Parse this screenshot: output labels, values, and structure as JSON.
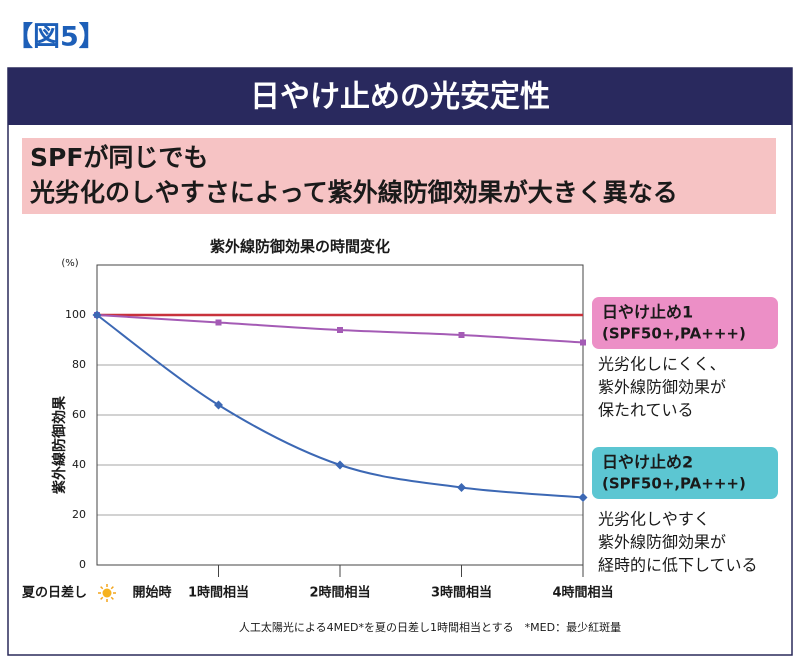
{
  "figure_label": "【図5】",
  "header": "日やけ止めの光安定性",
  "headline": [
    "SPFが同じでも",
    "光劣化のしやすさによって紫外線防御効果が大きく異なる"
  ],
  "chart_data": {
    "type": "line",
    "title": "紫外線防御効果の時間変化",
    "y_unit": "(%)",
    "ylabel": "紫外線防御効果",
    "x_prefix": "夏の日差し",
    "categories": [
      "開始時",
      "1時間相当",
      "2時間相当",
      "3時間相当",
      "4時間相当"
    ],
    "ylim": [
      0,
      120
    ],
    "yticks": [
      0,
      20,
      40,
      60,
      80,
      100
    ],
    "grid": true,
    "reference_line": {
      "value": 100,
      "color": "#c8323c"
    },
    "series": [
      {
        "name": "日やけ止め1",
        "spec": "(SPF50+,PA+++)",
        "color": "#a45bb5",
        "box_color": "#ec8fc6",
        "note": [
          "光劣化しにくく、",
          "紫外線防御効果が",
          "保たれている"
        ],
        "values": [
          100,
          97,
          94,
          92,
          89
        ]
      },
      {
        "name": "日やけ止め2",
        "spec": "(SPF50+,PA+++)",
        "color": "#3c68b4",
        "box_color": "#5cc6d2",
        "note": [
          "光劣化しやすく",
          "紫外線防御効果が",
          "経時的に低下している"
        ],
        "values": [
          100,
          64,
          40,
          31,
          27
        ]
      }
    ],
    "footnote": "人工太陽光による4MED*を夏の日差し1時間相当とする　*MED：最少紅斑量"
  }
}
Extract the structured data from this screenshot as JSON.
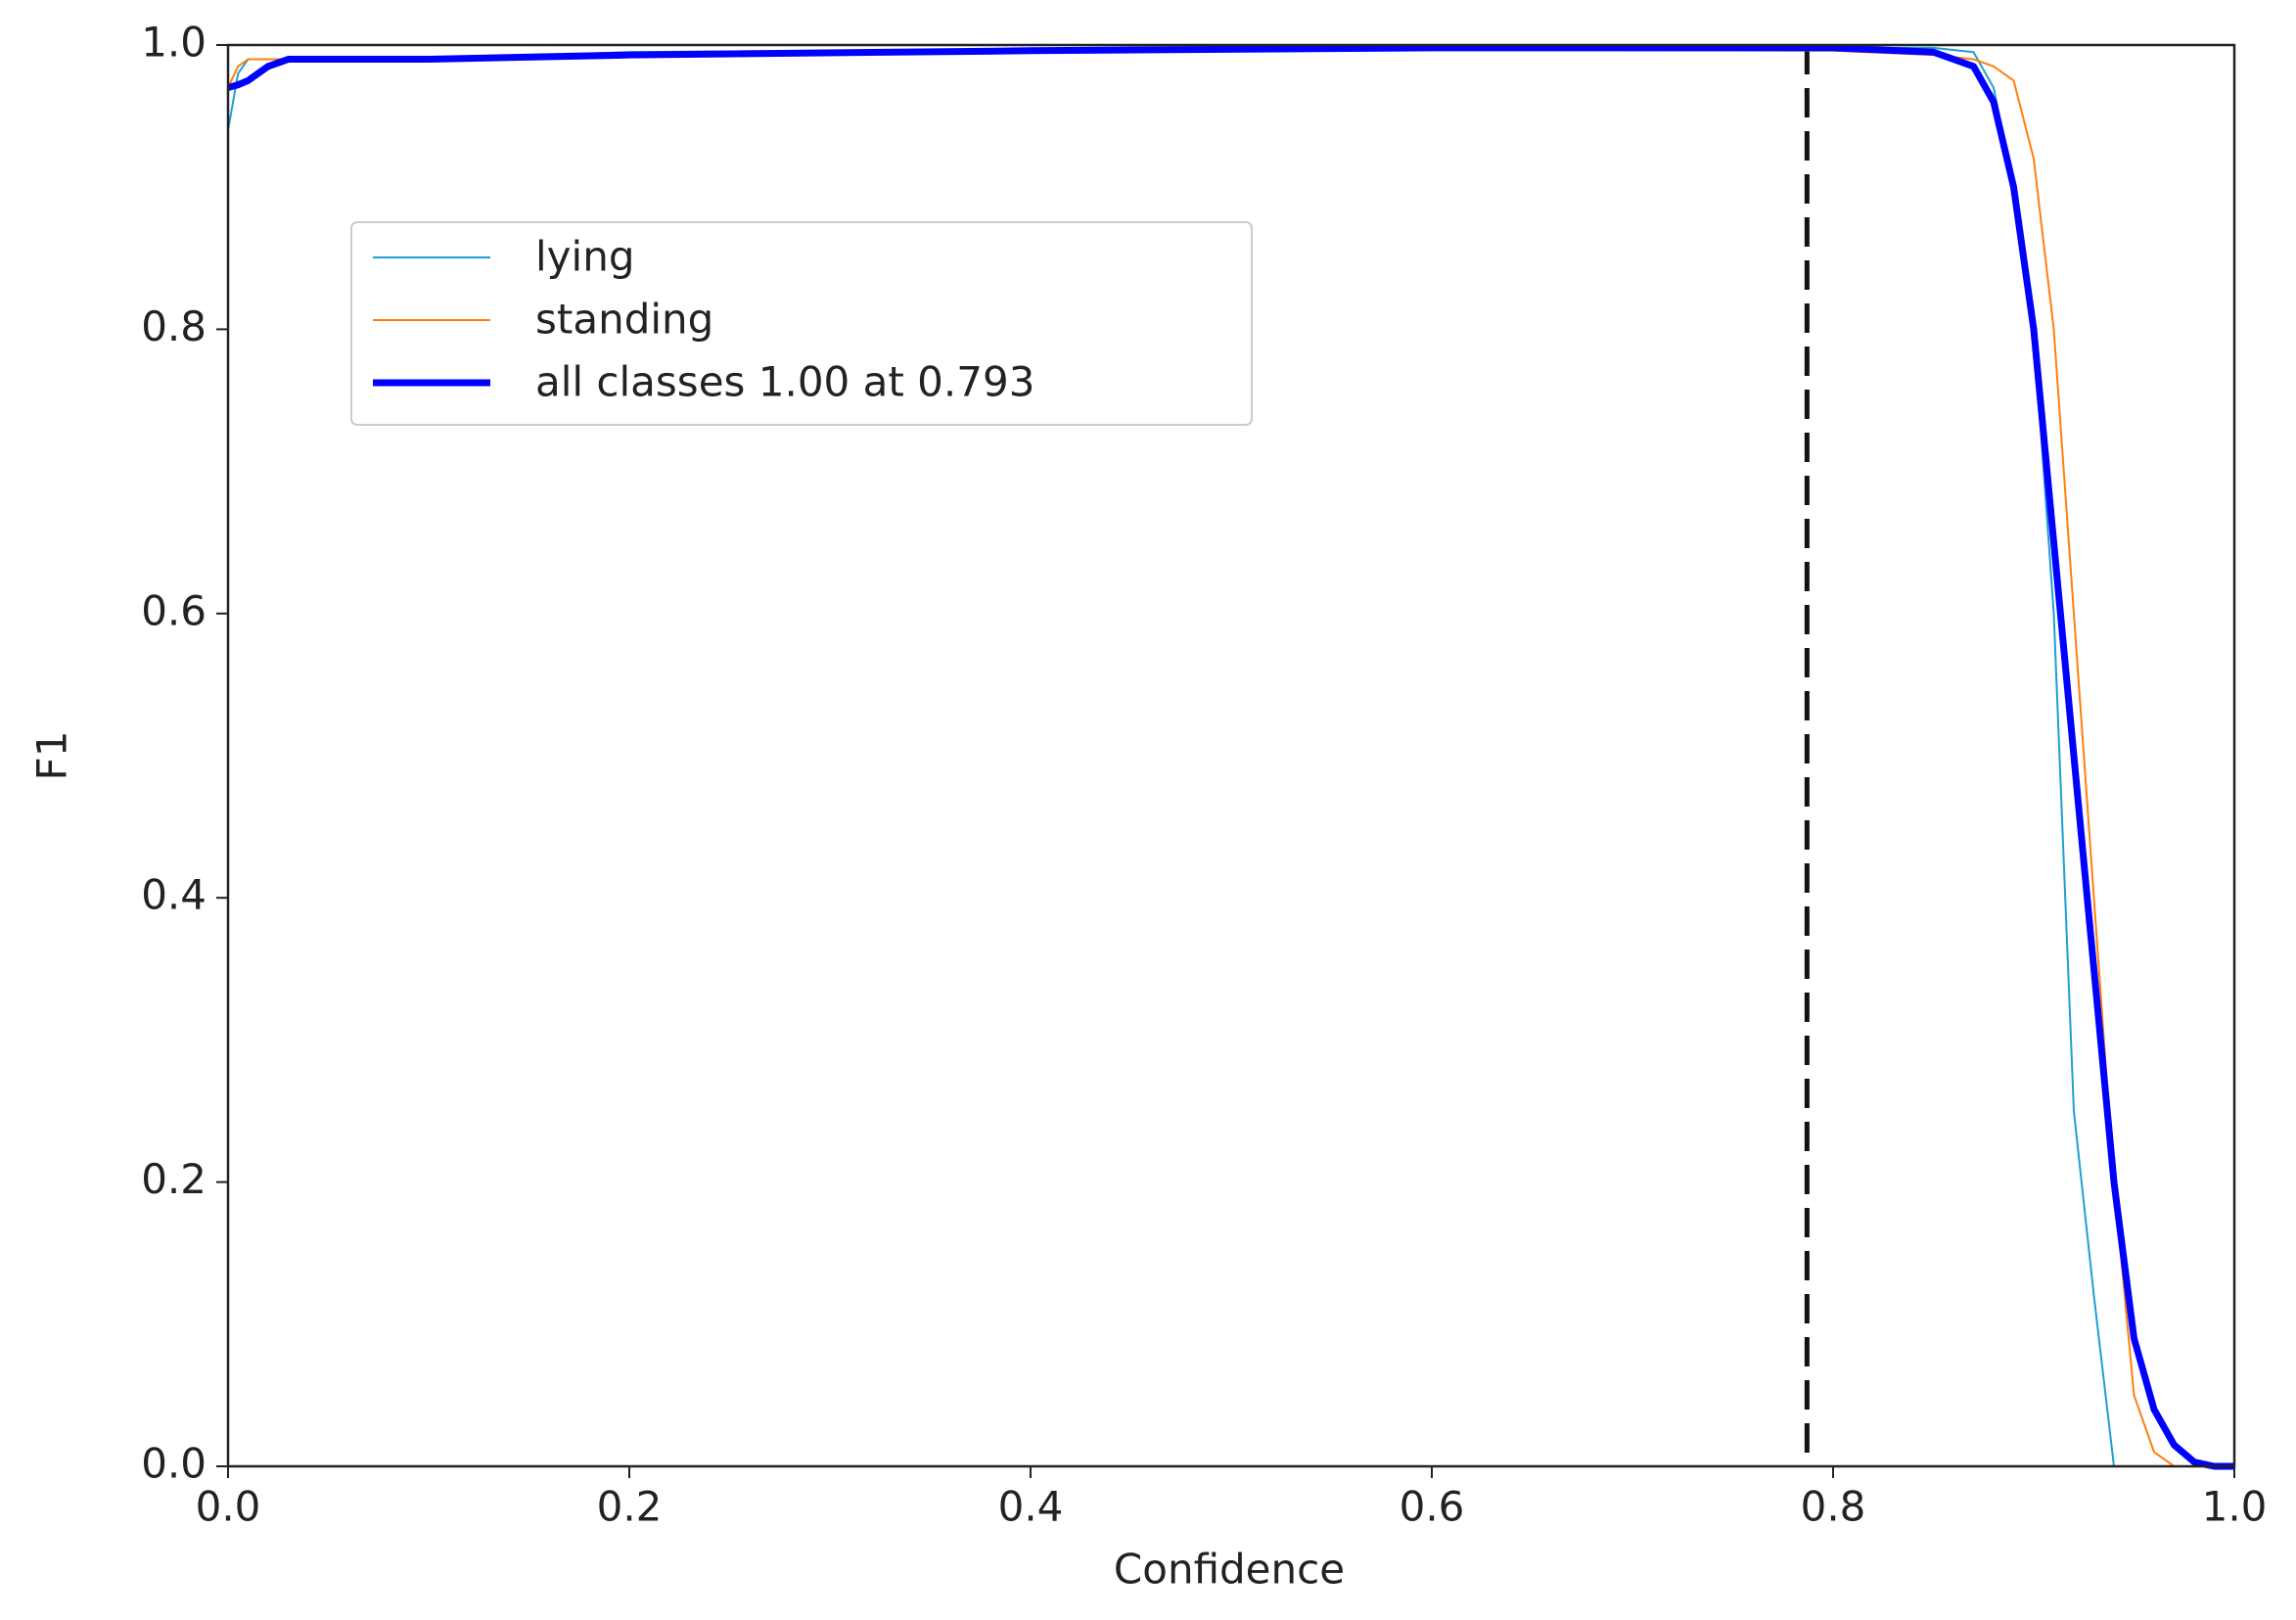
{
  "chart_data": {
    "type": "line",
    "xlabel": "Confidence",
    "ylabel": "F1",
    "x": [
      0,
      0.005,
      0.01,
      0.02,
      0.03,
      0.05,
      0.1,
      0.2,
      0.4,
      0.6,
      0.8,
      0.85,
      0.87,
      0.88,
      0.89,
      0.9,
      0.91,
      0.92,
      0.93,
      0.94,
      0.95,
      0.96,
      0.97,
      0.98,
      0.99,
      1.0
    ],
    "series": [
      {
        "name": "lying",
        "color": "#1f9fd0",
        "width": 2,
        "values": [
          0.94,
          0.98,
          0.99,
          0.99,
          0.99,
          0.99,
          0.99,
          0.995,
          0.997,
          0.998,
          0.998,
          0.998,
          0.995,
          0.97,
          0.9,
          0.8,
          0.6,
          0.25,
          0.12,
          0,
          0,
          0,
          0,
          0,
          0,
          0
        ]
      },
      {
        "name": "standing",
        "color": "#ff7f0e",
        "width": 2,
        "values": [
          0.97,
          0.985,
          0.99,
          0.99,
          0.99,
          0.99,
          0.99,
          0.993,
          0.996,
          0.997,
          0.996,
          0.993,
          0.99,
          0.985,
          0.975,
          0.92,
          0.8,
          0.6,
          0.4,
          0.2,
          0.05,
          0.01,
          0,
          0,
          0,
          0
        ]
      },
      {
        "name": "all classes 1.00 at 0.793",
        "color": "#0000ff",
        "width": 7,
        "values": [
          0.97,
          0.972,
          0.975,
          0.985,
          0.99,
          0.99,
          0.99,
          0.993,
          0.996,
          0.998,
          0.998,
          0.995,
          0.985,
          0.96,
          0.9,
          0.8,
          0.65,
          0.5,
          0.35,
          0.2,
          0.09,
          0.04,
          0.015,
          0.003,
          0,
          0
        ]
      }
    ],
    "vline_x": 0.787,
    "xlim": [
      0,
      1
    ],
    "ylim": [
      0,
      1
    ],
    "xticks": [
      {
        "value": 0,
        "label": "0.0"
      },
      0.2,
      0.4,
      0.6,
      0.8,
      {
        "value": 1,
        "label": "1.0"
      }
    ],
    "yticks": [
      {
        "value": 0,
        "label": "0.0"
      },
      0.2,
      0.4,
      0.6,
      0.8,
      {
        "value": 1,
        "label": "1.0"
      }
    ],
    "legend": "upper left"
  }
}
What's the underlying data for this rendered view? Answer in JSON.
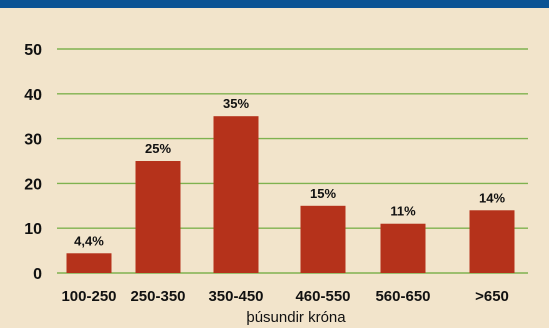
{
  "colors": {
    "background": "#f2e4cb",
    "top_band": "#0b5394",
    "bar": "#b5321b",
    "grid": "#7fb24f"
  },
  "chart_data": {
    "type": "bar",
    "title": "",
    "xlabel": "þúsundir króna",
    "ylabel": "",
    "categories": [
      "100-250",
      "250-350",
      "350-450",
      "460-550",
      "560-650",
      ">650"
    ],
    "values": [
      4.4,
      25,
      35,
      15,
      11,
      14
    ],
    "data_labels": [
      "4,4%",
      "25%",
      "35%",
      "15%",
      "11%",
      "14%"
    ],
    "yticks": [
      0,
      10,
      20,
      30,
      40,
      50
    ],
    "ylim": [
      0,
      50
    ],
    "grid": true,
    "legend": "none"
  }
}
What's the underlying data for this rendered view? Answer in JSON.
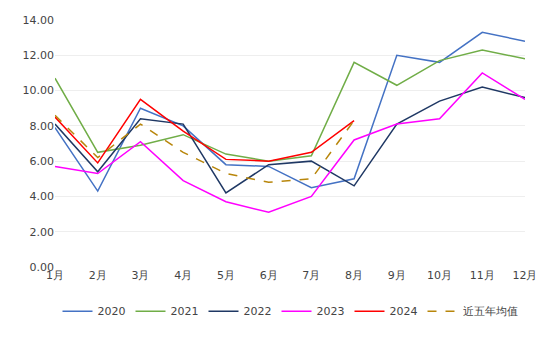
{
  "chart_data": {
    "type": "line",
    "categories": [
      "1月",
      "2月",
      "3月",
      "4月",
      "5月",
      "6月",
      "7月",
      "8月",
      "9月",
      "10月",
      "11月",
      "12月"
    ],
    "series": [
      {
        "name": "2020",
        "color": "#4472C4",
        "line_style": "solid",
        "values": [
          7.9,
          4.3,
          9.0,
          8.0,
          5.8,
          5.7,
          4.5,
          5.0,
          12.0,
          11.6,
          13.3,
          12.8
        ]
      },
      {
        "name": "2021",
        "color": "#70AD47",
        "line_style": "solid",
        "values": [
          10.7,
          6.5,
          6.9,
          7.5,
          6.4,
          6.0,
          6.3,
          11.6,
          10.3,
          11.7,
          12.3,
          11.8
        ]
      },
      {
        "name": "2022",
        "color": "#1F3864",
        "line_style": "solid",
        "values": [
          8.1,
          5.4,
          8.4,
          8.1,
          4.2,
          5.8,
          6.0,
          4.6,
          8.1,
          9.4,
          10.2,
          9.6
        ]
      },
      {
        "name": "2023",
        "color": "#FF00FF",
        "line_style": "solid",
        "values": [
          5.7,
          5.3,
          7.1,
          4.9,
          3.7,
          3.1,
          4.0,
          7.2,
          8.1,
          8.4,
          11.0,
          9.5
        ]
      },
      {
        "name": "2024",
        "color": "#FF0000",
        "line_style": "solid",
        "values": [
          8.5,
          5.9,
          9.5,
          7.7,
          6.1,
          6.0,
          6.5,
          8.3,
          null,
          null,
          null,
          null
        ]
      },
      {
        "name": "近五年均值",
        "color": "#B8860B",
        "line_style": "dashed",
        "values": [
          8.6,
          6.2,
          8.1,
          6.5,
          5.3,
          4.8,
          5.0,
          8.3,
          null,
          null,
          null,
          null
        ]
      }
    ],
    "ylim": [
      0.0,
      14.0
    ],
    "yticks": [
      {
        "value": 0,
        "label": "0.00"
      },
      {
        "value": 2,
        "label": "2.00"
      },
      {
        "value": 4,
        "label": "4.00"
      },
      {
        "value": 6,
        "label": "6.00"
      },
      {
        "value": 8,
        "label": "8.00"
      },
      {
        "value": 10,
        "label": "10.00"
      },
      {
        "value": 12,
        "label": "12.00"
      },
      {
        "value": 14,
        "label": "14.00"
      }
    ],
    "grid": true,
    "legend": "bottom"
  }
}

◆ ◆ ◆ ◆ ◆

Written problem
Find the lines holding "screenshot" and list every one.

Written response
Parse this screenshot: output labels, values, and structure as JSON.
Extract the structured data from this screenshot as JSON.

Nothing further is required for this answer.